* **Directions for this task**: Reproduce all of the material exactly as shown.

* **Exercise input**:

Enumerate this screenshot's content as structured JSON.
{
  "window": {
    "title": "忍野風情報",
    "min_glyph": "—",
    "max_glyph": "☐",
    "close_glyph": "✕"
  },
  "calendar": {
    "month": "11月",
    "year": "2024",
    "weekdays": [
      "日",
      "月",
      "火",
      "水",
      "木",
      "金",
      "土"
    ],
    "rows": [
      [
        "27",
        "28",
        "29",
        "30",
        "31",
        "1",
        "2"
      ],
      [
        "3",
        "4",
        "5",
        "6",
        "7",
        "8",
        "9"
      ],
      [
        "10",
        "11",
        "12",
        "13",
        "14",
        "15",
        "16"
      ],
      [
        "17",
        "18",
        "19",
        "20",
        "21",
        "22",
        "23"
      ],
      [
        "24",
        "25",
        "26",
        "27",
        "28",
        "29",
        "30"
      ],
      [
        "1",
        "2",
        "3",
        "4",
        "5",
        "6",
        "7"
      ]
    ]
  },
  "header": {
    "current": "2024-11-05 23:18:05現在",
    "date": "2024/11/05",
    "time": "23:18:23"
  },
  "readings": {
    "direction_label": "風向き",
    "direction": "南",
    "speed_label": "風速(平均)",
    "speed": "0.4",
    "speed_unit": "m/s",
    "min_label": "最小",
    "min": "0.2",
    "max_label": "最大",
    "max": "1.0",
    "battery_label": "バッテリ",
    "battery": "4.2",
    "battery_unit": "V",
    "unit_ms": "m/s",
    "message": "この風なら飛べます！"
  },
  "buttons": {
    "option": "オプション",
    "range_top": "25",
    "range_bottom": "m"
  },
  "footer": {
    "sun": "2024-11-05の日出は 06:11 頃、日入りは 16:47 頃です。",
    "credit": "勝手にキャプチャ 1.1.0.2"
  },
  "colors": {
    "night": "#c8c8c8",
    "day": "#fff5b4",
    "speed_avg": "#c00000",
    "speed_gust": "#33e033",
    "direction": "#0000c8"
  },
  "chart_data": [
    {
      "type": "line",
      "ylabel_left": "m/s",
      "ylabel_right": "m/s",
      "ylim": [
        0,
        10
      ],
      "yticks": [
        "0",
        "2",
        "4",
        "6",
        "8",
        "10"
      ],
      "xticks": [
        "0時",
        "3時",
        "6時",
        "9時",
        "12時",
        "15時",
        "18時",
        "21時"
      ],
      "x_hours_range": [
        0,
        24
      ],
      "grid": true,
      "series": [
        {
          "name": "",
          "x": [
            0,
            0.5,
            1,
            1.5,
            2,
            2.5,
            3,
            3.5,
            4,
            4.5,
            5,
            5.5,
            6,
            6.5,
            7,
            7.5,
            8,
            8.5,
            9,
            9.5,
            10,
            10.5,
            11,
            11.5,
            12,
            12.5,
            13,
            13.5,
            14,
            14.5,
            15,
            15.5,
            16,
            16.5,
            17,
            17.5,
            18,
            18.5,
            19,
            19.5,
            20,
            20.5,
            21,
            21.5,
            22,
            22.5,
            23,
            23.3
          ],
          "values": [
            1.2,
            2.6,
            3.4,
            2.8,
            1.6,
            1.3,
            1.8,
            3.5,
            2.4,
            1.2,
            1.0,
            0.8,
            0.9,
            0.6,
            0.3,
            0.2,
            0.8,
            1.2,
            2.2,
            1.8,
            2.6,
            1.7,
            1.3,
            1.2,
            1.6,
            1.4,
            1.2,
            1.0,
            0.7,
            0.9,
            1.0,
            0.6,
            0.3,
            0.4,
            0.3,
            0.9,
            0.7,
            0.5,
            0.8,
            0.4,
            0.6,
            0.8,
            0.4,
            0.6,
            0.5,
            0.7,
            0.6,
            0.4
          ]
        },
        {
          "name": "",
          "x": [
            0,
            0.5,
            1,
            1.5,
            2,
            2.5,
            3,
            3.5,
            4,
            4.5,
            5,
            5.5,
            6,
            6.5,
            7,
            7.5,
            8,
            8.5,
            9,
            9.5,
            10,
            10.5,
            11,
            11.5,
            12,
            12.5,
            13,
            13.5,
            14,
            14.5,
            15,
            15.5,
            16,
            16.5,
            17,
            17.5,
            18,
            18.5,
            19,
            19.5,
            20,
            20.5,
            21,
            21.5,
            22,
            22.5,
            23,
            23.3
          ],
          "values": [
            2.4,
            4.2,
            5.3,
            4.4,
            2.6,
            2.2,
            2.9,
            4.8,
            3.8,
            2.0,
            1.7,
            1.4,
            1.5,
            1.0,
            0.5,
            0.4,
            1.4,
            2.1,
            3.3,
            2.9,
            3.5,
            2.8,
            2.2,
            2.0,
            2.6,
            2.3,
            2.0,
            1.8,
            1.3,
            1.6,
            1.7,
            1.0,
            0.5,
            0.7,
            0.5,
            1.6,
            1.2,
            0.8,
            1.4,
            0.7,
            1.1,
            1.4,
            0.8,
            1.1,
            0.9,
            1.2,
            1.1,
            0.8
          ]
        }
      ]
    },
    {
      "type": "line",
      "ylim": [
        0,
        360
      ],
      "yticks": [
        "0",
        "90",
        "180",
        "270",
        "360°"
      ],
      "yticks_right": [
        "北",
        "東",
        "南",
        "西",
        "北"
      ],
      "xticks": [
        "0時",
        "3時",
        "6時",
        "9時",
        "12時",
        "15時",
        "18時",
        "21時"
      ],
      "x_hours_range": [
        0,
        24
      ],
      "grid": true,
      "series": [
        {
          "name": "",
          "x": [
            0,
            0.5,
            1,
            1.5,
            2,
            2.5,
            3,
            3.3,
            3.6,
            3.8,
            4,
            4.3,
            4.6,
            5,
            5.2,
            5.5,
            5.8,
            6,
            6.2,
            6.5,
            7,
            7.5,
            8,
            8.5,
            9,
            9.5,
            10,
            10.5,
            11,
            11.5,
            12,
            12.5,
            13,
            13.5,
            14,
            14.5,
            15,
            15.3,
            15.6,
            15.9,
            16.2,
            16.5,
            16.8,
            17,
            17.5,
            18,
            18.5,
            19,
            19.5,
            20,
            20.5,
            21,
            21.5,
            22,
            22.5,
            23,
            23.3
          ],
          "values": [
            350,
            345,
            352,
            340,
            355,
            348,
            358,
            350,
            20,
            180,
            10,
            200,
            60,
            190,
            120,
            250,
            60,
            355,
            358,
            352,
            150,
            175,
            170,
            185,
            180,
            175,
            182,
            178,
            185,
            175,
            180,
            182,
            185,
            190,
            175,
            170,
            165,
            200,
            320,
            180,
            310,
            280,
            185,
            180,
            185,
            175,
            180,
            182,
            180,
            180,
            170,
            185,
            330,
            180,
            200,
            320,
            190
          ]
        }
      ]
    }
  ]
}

* **Correct output**:
Enumerate this screenshot's content as structured JSON.
{
  "window": {
    "title": "忍野風情報",
    "min_glyph": "—",
    "max_glyph": "☐",
    "close_glyph": "✕"
  },
  "calendar": {
    "month": "11月",
    "year": "2024",
    "weekdays": [
      "日",
      "月",
      "火",
      "水",
      "木",
      "金",
      "土"
    ],
    "rows": [
      [
        "27",
        "28",
        "29",
        "30",
        "31",
        "1",
        "2"
      ],
      [
        "3",
        "4",
        "5",
        "6",
        "7",
        "8",
        "9"
      ],
      [
        "10",
        "11",
        "12",
        "13",
        "14",
        "15",
        "16"
      ],
      [
        "17",
        "18",
        "19",
        "20",
        "21",
        "22",
        "23"
      ],
      [
        "24",
        "25",
        "26",
        "27",
        "28",
        "29",
        "30"
      ],
      [
        "1",
        "2",
        "3",
        "4",
        "5",
        "6",
        "7"
      ]
    ]
  },
  "header": {
    "current": "2024-11-05 23:18:05現在",
    "date": "2024/11/05",
    "time": "23:18:23"
  },
  "readings": {
    "direction_label": "風向き",
    "direction": "南",
    "speed_label": "風速(平均)",
    "speed": "0.4",
    "speed_unit": "m/s",
    "min_label": "最小",
    "min": "0.2",
    "max_label": "最大",
    "max": "1.0",
    "battery_label": "バッテリ",
    "battery": "4.2",
    "battery_unit": "V",
    "unit_ms": "m/s",
    "message": "この風なら飛べます！"
  },
  "buttons": {
    "option": "オプション",
    "range_top": "25",
    "range_bottom": "m"
  },
  "footer": {
    "sun": "2024-11-05の日出は 06:11 頃、日入りは 16:47 頃です。",
    "credit": "勝手にキャプチャ 1.1.0.2"
  },
  "colors": {
    "night": "#c8c8c8",
    "day": "#fff5b4",
    "speed_avg": "#c00000",
    "speed_gust": "#33e033",
    "direction": "#0000c8"
  },
  "chart_data": [
    {
      "type": "line",
      "ylabel_left": "m/s",
      "ylabel_right": "m/s",
      "ylim": [
        0,
        10
      ],
      "yticks": [
        "0",
        "2",
        "4",
        "6",
        "8",
        "10"
      ],
      "xticks": [
        "0時",
        "3時",
        "6時",
        "9時",
        "12時",
        "15時",
        "18時",
        "21時"
      ],
      "x_hours_range": [
        0,
        24
      ],
      "grid": true,
      "series": [
        {
          "name": "",
          "x": [
            0,
            0.5,
            1,
            1.5,
            2,
            2.5,
            3,
            3.5,
            4,
            4.5,
            5,
            5.5,
            6,
            6.5,
            7,
            7.5,
            8,
            8.5,
            9,
            9.5,
            10,
            10.5,
            11,
            11.5,
            12,
            12.5,
            13,
            13.5,
            14,
            14.5,
            15,
            15.5,
            16,
            16.5,
            17,
            17.5,
            18,
            18.5,
            19,
            19.5,
            20,
            20.5,
            21,
            21.5,
            22,
            22.5,
            23,
            23.3
          ],
          "values": [
            1.2,
            2.6,
            3.4,
            2.8,
            1.6,
            1.3,
            1.8,
            3.5,
            2.4,
            1.2,
            1.0,
            0.8,
            0.9,
            0.6,
            0.3,
            0.2,
            0.8,
            1.2,
            2.2,
            1.8,
            2.6,
            1.7,
            1.3,
            1.2,
            1.6,
            1.4,
            1.2,
            1.0,
            0.7,
            0.9,
            1.0,
            0.6,
            0.3,
            0.4,
            0.3,
            0.9,
            0.7,
            0.5,
            0.8,
            0.4,
            0.6,
            0.8,
            0.4,
            0.6,
            0.5,
            0.7,
            0.6,
            0.4
          ]
        },
        {
          "name": "",
          "x": [
            0,
            0.5,
            1,
            1.5,
            2,
            2.5,
            3,
            3.5,
            4,
            4.5,
            5,
            5.5,
            6,
            6.5,
            7,
            7.5,
            8,
            8.5,
            9,
            9.5,
            10,
            10.5,
            11,
            11.5,
            12,
            12.5,
            13,
            13.5,
            14,
            14.5,
            15,
            15.5,
            16,
            16.5,
            17,
            17.5,
            18,
            18.5,
            19,
            19.5,
            20,
            20.5,
            21,
            21.5,
            22,
            22.5,
            23,
            23.3
          ],
          "values": [
            2.4,
            4.2,
            5.3,
            4.4,
            2.6,
            2.2,
            2.9,
            4.8,
            3.8,
            2.0,
            1.7,
            1.4,
            1.5,
            1.0,
            0.5,
            0.4,
            1.4,
            2.1,
            3.3,
            2.9,
            3.5,
            2.8,
            2.2,
            2.0,
            2.6,
            2.3,
            2.0,
            1.8,
            1.3,
            1.6,
            1.7,
            1.0,
            0.5,
            0.7,
            0.5,
            1.6,
            1.2,
            0.8,
            1.4,
            0.7,
            1.1,
            1.4,
            0.8,
            1.1,
            0.9,
            1.2,
            1.1,
            0.8
          ]
        }
      ]
    },
    {
      "type": "line",
      "ylim": [
        0,
        360
      ],
      "yticks": [
        "0",
        "90",
        "180",
        "270",
        "360°"
      ],
      "yticks_right": [
        "北",
        "東",
        "南",
        "西",
        "北"
      ],
      "xticks": [
        "0時",
        "3時",
        "6時",
        "9時",
        "12時",
        "15時",
        "18時",
        "21時"
      ],
      "x_hours_range": [
        0,
        24
      ],
      "grid": true,
      "series": [
        {
          "name": "",
          "x": [
            0,
            0.5,
            1,
            1.5,
            2,
            2.5,
            3,
            3.3,
            3.6,
            3.8,
            4,
            4.3,
            4.6,
            5,
            5.2,
            5.5,
            5.8,
            6,
            6.2,
            6.5,
            7,
            7.5,
            8,
            8.5,
            9,
            9.5,
            10,
            10.5,
            11,
            11.5,
            12,
            12.5,
            13,
            13.5,
            14,
            14.5,
            15,
            15.3,
            15.6,
            15.9,
            16.2,
            16.5,
            16.8,
            17,
            17.5,
            18,
            18.5,
            19,
            19.5,
            20,
            20.5,
            21,
            21.5,
            22,
            22.5,
            23,
            23.3
          ],
          "values": [
            350,
            345,
            352,
            340,
            355,
            348,
            358,
            350,
            20,
            180,
            10,
            200,
            60,
            190,
            120,
            250,
            60,
            355,
            358,
            352,
            150,
            175,
            170,
            185,
            180,
            175,
            182,
            178,
            185,
            175,
            180,
            182,
            185,
            190,
            175,
            170,
            165,
            200,
            320,
            180,
            310,
            280,
            185,
            180,
            185,
            175,
            180,
            182,
            180,
            180,
            170,
            185,
            330,
            180,
            200,
            320,
            190
          ]
        }
      ]
    }
  ]
}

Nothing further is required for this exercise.